**DATA SHOWN**
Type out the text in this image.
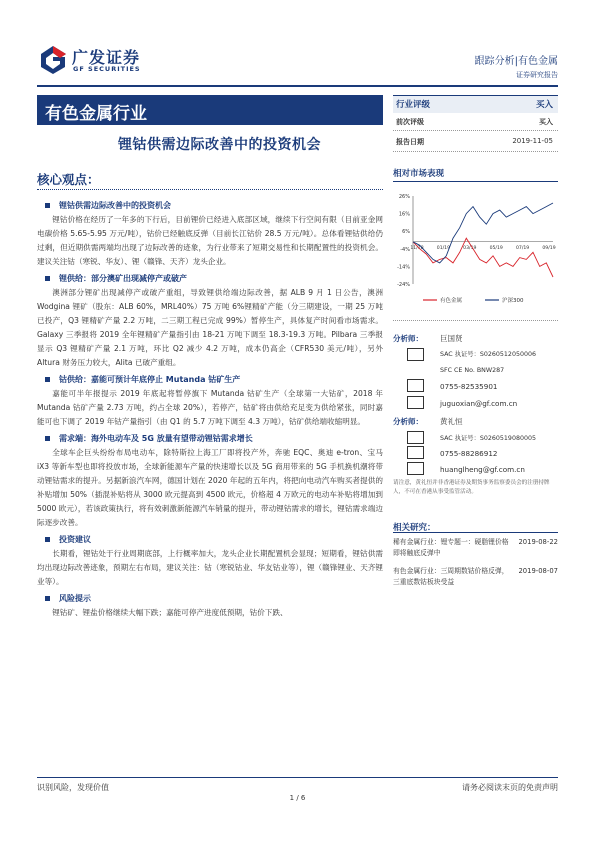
广发证券
GF SECURITIES
跟踪分析|有色金属
证券研究报告
有色金属行业
锂钴供需边际改善中的投资机会
行业评级	买入
前次评级	买入
报告日期	2019-11-05
核心观点：
锂钴供需边际改善中的投资机会

锂钴价格在经历了一年多的下行后，目前锂价已经进入底部区域，继续下行空间有限（目前亚金网电碳价格 5.65-5.95 万元/吨），钴价已经触底反弹（目前长江钴价 28.5 万元/吨）。总体看锂钴供给仍过剩，但近期供需两端均出现了边际改善的迹象，为行业带来了短期交易性和长期配置性的投资机会。建议关注钴（寒锐、华友）、锂（赣锋、天齐）龙头企业。

锂供给：部分澳矿出现减停产或破产

澳洲部分锂矿出现减停产或破产重组，导致锂供给端边际改善，据 ALB 9 月 1 日公告，澳洲 Wodgina 锂矿（股东：ALB 60%，MRL40%）75 万吨 6%锂精矿产能（分三期建设，一期 25 万吨已投产，Q3 锂精矿产量 2.2 万吨，二三期工程已完成 99%）暂停生产，具体复产时间看市场需求。Galaxy 三季报将 2019 全年锂精矿产量指引由 18-21 万吨下调至 18.3-19.3 万吨。Pilbara 三季报显示 Q3 锂精矿产量 2.1 万吨，环比 Q2 减少 4.2 万吨，成本仍高企（CFR530 美元/吨），另外 Altura 财务压力较大，Alita 已破产重组。

钴供给：嘉能可预计年底停止 Mutanda 钴矿生产

嘉能可半年报提示 2019 年底起将暂停旗下 Mutanda 钴矿生产（全球第一大钴矿，2018 年 Mutanda 钴矿产量 2.73 万吨，约占全球 20%），若停产，钴矿将由供给充足变为供给紧张，同时嘉能可也下调了 2019 年钴产量指引（由 Q1 的 5.7 万吨下调至 4.3 万吨），钴矿供给端收缩明显。

需求端：海外电动车及 5G 放量有望带动锂钴需求增长

全球车企巨头纷纷布局电动车，除特斯拉上海工厂即将投产外，奔驰 EQC、奥迪 e-tron、宝马 iX3 等新车型也即将投放市场，全球新能源车产量的快速增长以及 5G 商用带来的 5G 手机换机潮将带动锂钴需求的提升。另据新浪汽车网，德国计划在 2020 年起的五年内，将把向电动汽车购买者提供的补贴增加 50%（插混补贴将从 3000 欧元提高到 4500 欧元，价格超 4 万欧元的电动车补贴将增加到 5000 欧元），若该政策执行，将有效刺激新能源汽车销量的提升，带动锂钴需求的增长，锂钴需求端边际逐步改善。

投资建议

长期看，锂钴处于行业周期底部，上行概率加大，龙头企业长期配置机会显现；短期看，锂钴供需均出现边际改善迹象，预期左右布局，建议关注：钴（寒锐钴业、华友钴业等），锂（赣锋锂业、天齐锂业等）。

风险提示

锂钴矿、锂盐价格继续大幅下跌；嘉能可停产进度低预期，钴价下跌、

相对市场表现
26%
16%
6%
-4%
-14%
-24%
11/18	01/19	03/19	05/19	07/19	09/19
有色金属	沪深300
分析师： 巨国贤
SAC 执证号：S0260512050006
SFC CE No. BNW287
0755-82535901
juguoxian@gf.com.cn
分析师： 黄礼恒
SAC 执证号：S0260519080005
0755-88286912
huanglheng@gf.com.cn
请注意，黄礼恒并非香港证券及期货事务监察委员会的注册持牌人，不可在香港从事受监管活动。
相关研究：
稀有金属行业：锂专题一：硬脂锂价格即将触底反弹中
2019-08-22
有色金属行业：三周期数钴价格反弹，三重底数钴板块受益
2019-08-07
识别风险，发现价值	请务必阅读末页的免责声明
1 / 6
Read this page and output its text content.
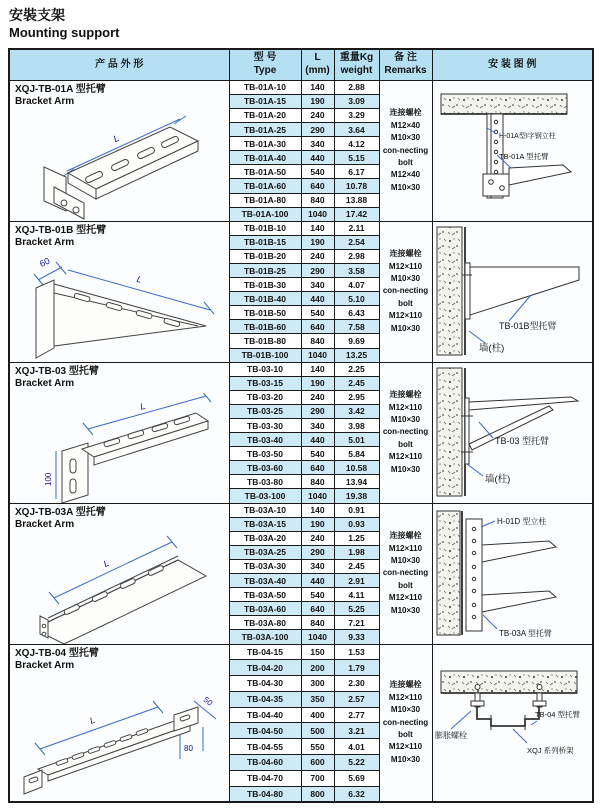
安裝支架
Mounting support
产 品 外 形

型 号
Type

L
(mm)

重量Kg
weight

备 注
Remarks

安 装 图 例

XQJ-TB-01A 型托臂
Bracket Arm
L
	TB-01A-10	140	2.88	
连接螺栓
M12×40
M10×30
con-necting
bolt
M12×40
M10×30

H-01A型I字钢立柱
TB-01A 型托臂

	TB-01A-15	190	3.09		
	TB-01A-20	240	3.29		
	TB-01A-25	290	3.64		
	TB-01A-30	340	4.12		
	TB-01A-40	440	5.15		
	TB-01A-50	540	6.17		
	TB-01A-60	640	10.78		
	TB-01A-80	840	13.88		
	TB-01A-100	1040	17.42		

XQJ-TB-01B 型托臂
Bracket Arm
60
L
	TB-01B-10	140	2.11	
连接螺栓
M12×110
M10×30
con-necting
bolt
M12×110
M10×30	TB-01B型托臂
墙(柱)

	TB-01B-15	190	2.54		
	TB-01B-20	240	2.98		
	TB-01B-25	290	3.58		
	TB-01B-30	340	4.07		
	TB-01B-40	440	5.10		
	TB-01B-50	540	6.43		
	TB-01B-60	640	7.58		
	TB-01B-80	840	9.69		
	TB-01B-100	1040	13.25		

XQJ-TB-03 型托臂
Bracket Arm
L
100
	TB-03-10	140	2.25	
连接螺栓
M12×110
M10×30
con-necting
bolt
M12×110
M10×30

TB-03 型托臂
墙(柱)

	TB-03-15	190	2.45		
	TB-03-20	240	2.95		
	TB-03-25	290	3.42		
	TB-03-30	340	3.98		
	TB-03-40	440	5.01		
	TB-03-50	540	5.84		
	TB-03-60	640	10.58		
	TB-03-80	840	13.94		
	TB-03-100	1040	19.38		

XQJ-TB-03A 型托臂
Bracket Arm
L
	TB-03A-10	140	0.91	
连接螺栓
M12×110
M10×30
con-necting
bolt
M12×110
M10×30

H-01D 型立柱
TB-03A 型托臂

	TB-03A-15	190	0.93		
	TB-03A-20	240	1.25		
	TB-03A-25	290	1.98		
	TB-03A-30	340	2.45		
	TB-03A-40	440	2.91		
	TB-03A-50	540	4.11		
	TB-03A-60	640	5.25		
	TB-03A-80	840	7.21		
	TB-03A-100	1040	9.33		

XQJ-TB-04 型托臂
Bracket Arm
L
50
80
	TB-04-15	150	1.53	
连接螺栓
M12×110
M10×30
con-necting
bolt
M12×110
M10×30

膨胀螺栓
TB-04 型托臂
XQJ 系列桥架

	TB-04-20	200	1.79		
	TB-04-30	300	2.30		
	TB-04-35	350	2.57		
	TB-04-40	400	2.77		
	TB-04-50	500	3.21		
	TB-04-55	550	4.01		
	TB-04-60	600	5.22		
	TB-04-70	700	5.69		
	TB-04-80	800	6.32		
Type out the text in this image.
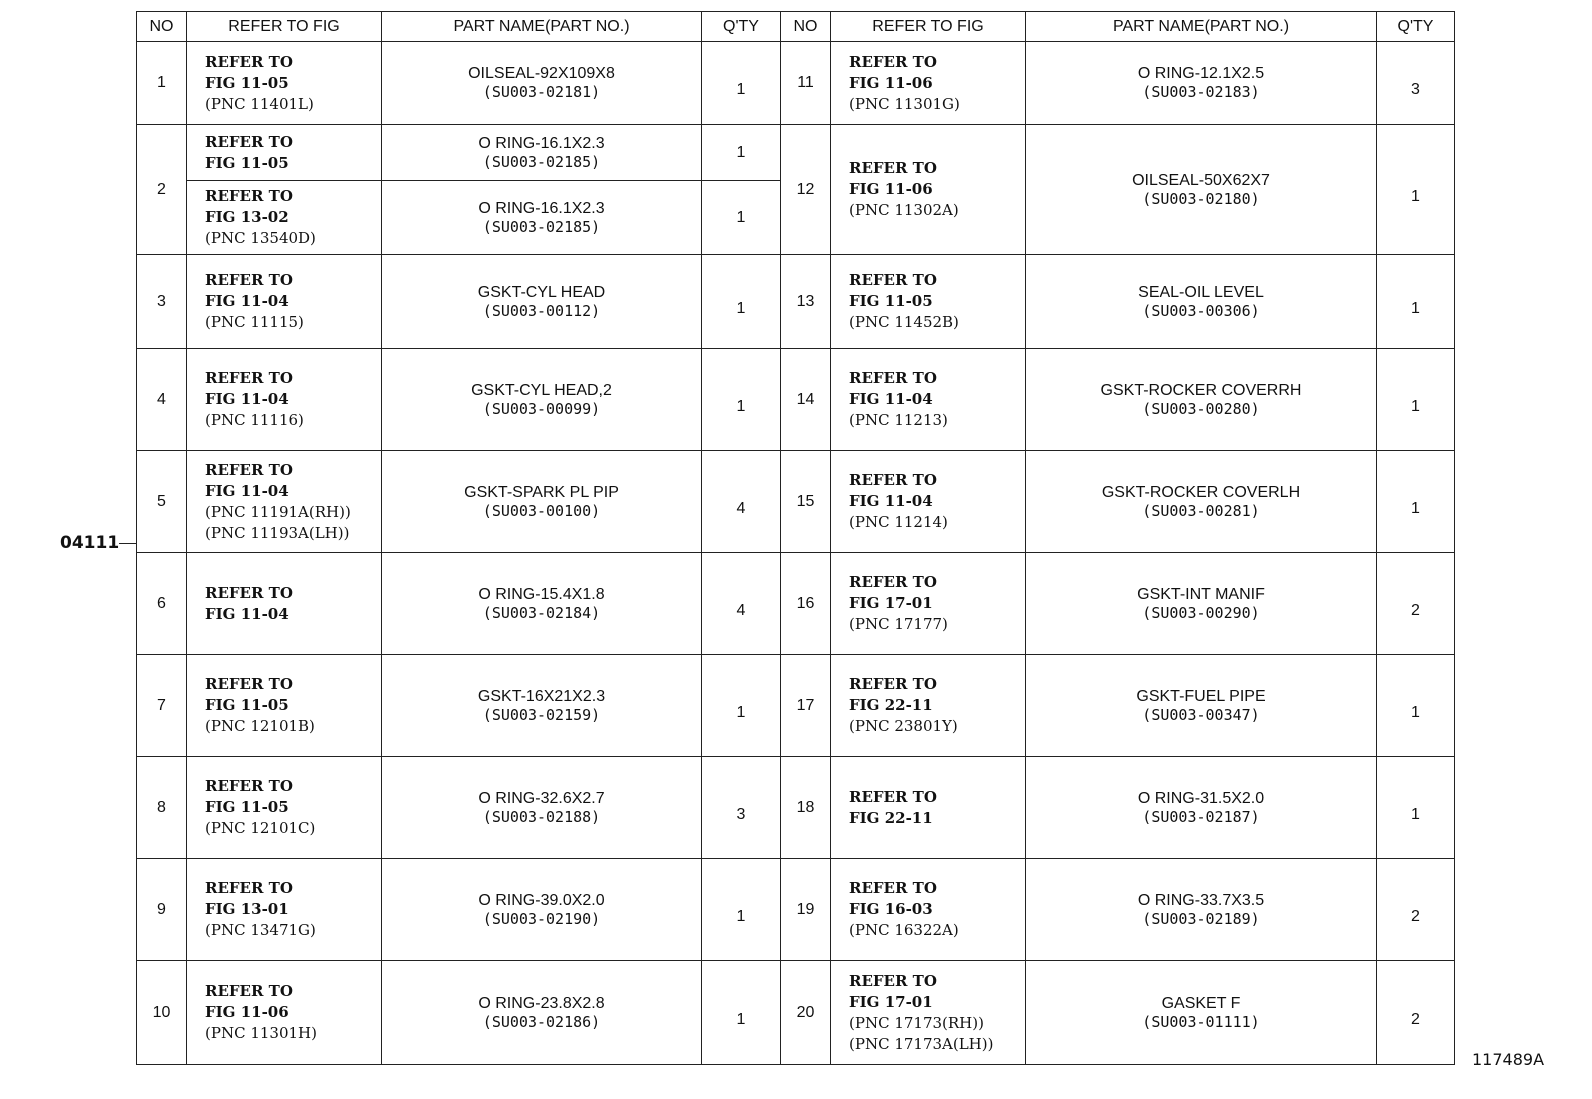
NO	REFER TO FIG	PART NAME(PART NO.)	Q'TY	NO	REFER TO FIG	PART NAME(PART NO.)	Q'TY
1	REFER TO
FIG 11-05
(PNC 11401L)	OILSEAL-92X109X8
(SU003-02181)	1	11	REFER TO
FIG 11-06
(PNC 11301G)	O RING-12.1X2.5
(SU003-02183)	3
2	REFER TO
FIG 11-05	O RING-16.1X2.3
(SU003-02185)	1	12	REFER TO
FIG 11-06
(PNC 11302A)	OILSEAL-50X62X7
(SU003-02180)	1

	REFER TO
FIG 13-02
(PNC 13540D)	O RING-16.1X2.3
(SU003-02185)	1				
3	REFER TO
FIG 11-04
(PNC 11115)	GSKT-CYL HEAD
(SU003-00112)	1	13	REFER TO
FIG 11-05
(PNC 11452B)	SEAL-OIL LEVEL
(SU003-00306)	1
4	REFER TO
FIG 11-04
(PNC 11116)	GSKT-CYL HEAD,2
(SU003-00099)	1	14	REFER TO
FIG 11-04
(PNC 11213)	GSKT-ROCKER COVERRH
(SU003-00280)	1
5	REFER TO
FIG 11-04
(PNC 11191A(RH))
(PNC 11193A(LH))	GSKT-SPARK PL PIP
(SU003-00100)	4	15	REFER TO
FIG 11-04
(PNC 11214)	GSKT-ROCKER COVERLH
(SU003-00281)	1
6	REFER TO
FIG 11-04	O RING-15.4X1.8
(SU003-02184)	4	16	REFER TO
FIG 17-01
(PNC 17177)	GSKT-INT MANIF
(SU003-00290)	2
7	REFER TO
FIG 11-05
(PNC 12101B)	GSKT-16X21X2.3
(SU003-02159)	1	17	REFER TO
FIG 22-11
(PNC 23801Y)	GSKT-FUEL PIPE
(SU003-00347)	1
8	REFER TO
FIG 11-05
(PNC 12101C)	O RING-32.6X2.7
(SU003-02188)	3	18	REFER TO
FIG 22-11	O RING-31.5X2.0
(SU003-02187)	1
9	REFER TO
FIG 13-01
(PNC 13471G)	O RING-39.0X2.0
(SU003-02190)	1	19	REFER TO
FIG 16-03
(PNC 16322A)	O RING-33.7X3.5
(SU003-02189)	2
10	REFER TO
FIG 11-06
(PNC 11301H)	O RING-23.8X2.8
(SU003-02186)	1	20	REFER TO
FIG 17-01
(PNC 17173(RH))
(PNC 17173A(LH))	GASKET F
(SU003-01111)	2
04111
117489A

**GIVEN INSTRUCTION**
Determine how many lines of the listing above include the word "GSKT", and report that number only.

**CORRECT RESPONSE**
8